■ Direction ■
Return the full material exactly.
══ Entries supplied
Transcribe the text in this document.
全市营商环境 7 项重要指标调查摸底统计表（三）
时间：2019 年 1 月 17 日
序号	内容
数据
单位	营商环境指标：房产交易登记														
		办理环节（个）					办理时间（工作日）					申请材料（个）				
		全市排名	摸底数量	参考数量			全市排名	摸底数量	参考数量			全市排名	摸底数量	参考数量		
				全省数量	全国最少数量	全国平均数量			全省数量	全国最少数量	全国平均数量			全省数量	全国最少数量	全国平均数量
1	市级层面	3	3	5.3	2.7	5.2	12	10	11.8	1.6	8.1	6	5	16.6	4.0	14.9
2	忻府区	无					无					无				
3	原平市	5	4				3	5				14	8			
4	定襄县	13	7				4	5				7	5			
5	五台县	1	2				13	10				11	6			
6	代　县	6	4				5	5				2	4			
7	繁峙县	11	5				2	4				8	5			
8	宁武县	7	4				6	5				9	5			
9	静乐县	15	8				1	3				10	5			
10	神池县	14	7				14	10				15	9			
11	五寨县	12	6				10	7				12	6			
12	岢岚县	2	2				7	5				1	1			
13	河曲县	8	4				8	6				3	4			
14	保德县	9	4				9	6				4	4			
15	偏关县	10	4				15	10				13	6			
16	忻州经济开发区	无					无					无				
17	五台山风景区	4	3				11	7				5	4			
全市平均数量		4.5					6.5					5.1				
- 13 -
════
■ Solution to this problem ■
Transcribe the text in this document.
全市营商环境 7 项重要指标调查摸底统计表（三）
时间：2019 年 1 月 17 日
序号	内容
数据
单位	营商环境指标：房产交易登记														
		办理环节（个）					办理时间（工作日）					申请材料（个）				
		全市排名	摸底数量	参考数量			全市排名	摸底数量	参考数量			全市排名	摸底数量	参考数量		
				全省数量	全国最少数量	全国平均数量			全省数量	全国最少数量	全国平均数量			全省数量	全国最少数量	全国平均数量
1	市级层面	3	3	5.3	2.7	5.2	12	10	11.8	1.6	8.1	6	5	16.6	4.0	14.9
2	忻府区	无					无					无				
3	原平市	5	4				3	5				14	8			
4	定襄县	13	7				4	5				7	5			
5	五台县	1	2				13	10				11	6			
6	代　县	6	4				5	5				2	4			
7	繁峙县	11	5				2	4				8	5			
8	宁武县	7	4				6	5				9	5			
9	静乐县	15	8				1	3				10	5			
10	神池县	14	7				14	10				15	9			
11	五寨县	12	6				10	7				12	6			
12	岢岚县	2	2				7	5				1	1			
13	河曲县	8	4				8	6				3	4			
14	保德县	9	4				9	6				4	4			
15	偏关县	10	4				15	10				13	6			
16	忻州经济开发区	无					无					无				
17	五台山风景区	4	3				11	7				5	4			
全市平均数量		4.5					6.5					5.1				
- 13 -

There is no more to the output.